Directive
Filter these entries so that only lines with the word "start" remain.

Source material
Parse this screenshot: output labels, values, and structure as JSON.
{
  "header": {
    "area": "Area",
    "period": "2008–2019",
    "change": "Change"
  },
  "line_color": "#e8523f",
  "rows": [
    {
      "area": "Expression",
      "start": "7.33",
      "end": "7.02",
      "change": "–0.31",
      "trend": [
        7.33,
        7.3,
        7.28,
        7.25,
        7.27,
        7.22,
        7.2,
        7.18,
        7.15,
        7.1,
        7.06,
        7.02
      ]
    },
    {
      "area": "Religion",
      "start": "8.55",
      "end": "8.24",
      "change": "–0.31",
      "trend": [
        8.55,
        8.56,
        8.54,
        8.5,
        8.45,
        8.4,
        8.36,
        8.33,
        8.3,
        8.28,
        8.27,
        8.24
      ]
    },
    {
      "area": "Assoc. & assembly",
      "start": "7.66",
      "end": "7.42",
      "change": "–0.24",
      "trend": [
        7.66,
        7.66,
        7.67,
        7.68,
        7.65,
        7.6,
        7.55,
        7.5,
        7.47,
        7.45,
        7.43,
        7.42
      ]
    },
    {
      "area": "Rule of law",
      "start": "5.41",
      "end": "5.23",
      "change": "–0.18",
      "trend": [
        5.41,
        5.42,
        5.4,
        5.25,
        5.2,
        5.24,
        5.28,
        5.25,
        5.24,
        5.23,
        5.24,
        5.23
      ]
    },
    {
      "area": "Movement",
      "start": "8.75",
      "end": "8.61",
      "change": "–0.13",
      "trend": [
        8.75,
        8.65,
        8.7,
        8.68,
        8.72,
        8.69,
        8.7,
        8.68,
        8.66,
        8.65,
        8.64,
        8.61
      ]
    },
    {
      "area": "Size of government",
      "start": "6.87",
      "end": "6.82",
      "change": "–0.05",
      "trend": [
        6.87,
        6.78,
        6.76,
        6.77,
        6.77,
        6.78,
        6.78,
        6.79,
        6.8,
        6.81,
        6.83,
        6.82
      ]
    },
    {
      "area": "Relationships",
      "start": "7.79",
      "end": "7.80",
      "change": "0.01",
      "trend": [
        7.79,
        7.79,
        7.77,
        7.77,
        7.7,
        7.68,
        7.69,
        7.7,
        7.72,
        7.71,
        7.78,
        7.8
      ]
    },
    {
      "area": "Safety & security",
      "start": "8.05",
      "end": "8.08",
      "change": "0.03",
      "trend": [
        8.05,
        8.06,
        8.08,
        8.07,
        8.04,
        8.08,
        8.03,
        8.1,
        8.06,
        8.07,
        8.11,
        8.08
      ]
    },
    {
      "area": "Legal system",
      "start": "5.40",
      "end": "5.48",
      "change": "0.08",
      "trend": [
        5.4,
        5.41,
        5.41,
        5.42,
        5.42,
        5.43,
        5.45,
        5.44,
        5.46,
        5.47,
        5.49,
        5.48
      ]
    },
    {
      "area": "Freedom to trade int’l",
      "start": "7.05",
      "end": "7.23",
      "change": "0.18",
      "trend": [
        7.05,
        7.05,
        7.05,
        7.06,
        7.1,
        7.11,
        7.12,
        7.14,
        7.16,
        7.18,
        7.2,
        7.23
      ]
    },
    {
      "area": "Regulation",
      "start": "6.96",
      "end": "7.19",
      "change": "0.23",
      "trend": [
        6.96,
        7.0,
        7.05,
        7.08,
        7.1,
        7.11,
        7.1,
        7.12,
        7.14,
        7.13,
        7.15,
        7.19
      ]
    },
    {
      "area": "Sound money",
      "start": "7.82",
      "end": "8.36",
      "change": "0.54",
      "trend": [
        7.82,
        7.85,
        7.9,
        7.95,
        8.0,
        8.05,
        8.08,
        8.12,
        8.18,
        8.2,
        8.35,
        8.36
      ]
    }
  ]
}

Response to the exercise
      "start": "7.33",
      "start": "8.55",
      "start": "7.66",
      "start": "5.41",
      "start": "8.75",
      "start": "6.87",
      "start": "7.79",
      "start": "8.05",
      "start": "5.40",
      "start": "7.05",
      "start": "6.96",
      "start": "7.82",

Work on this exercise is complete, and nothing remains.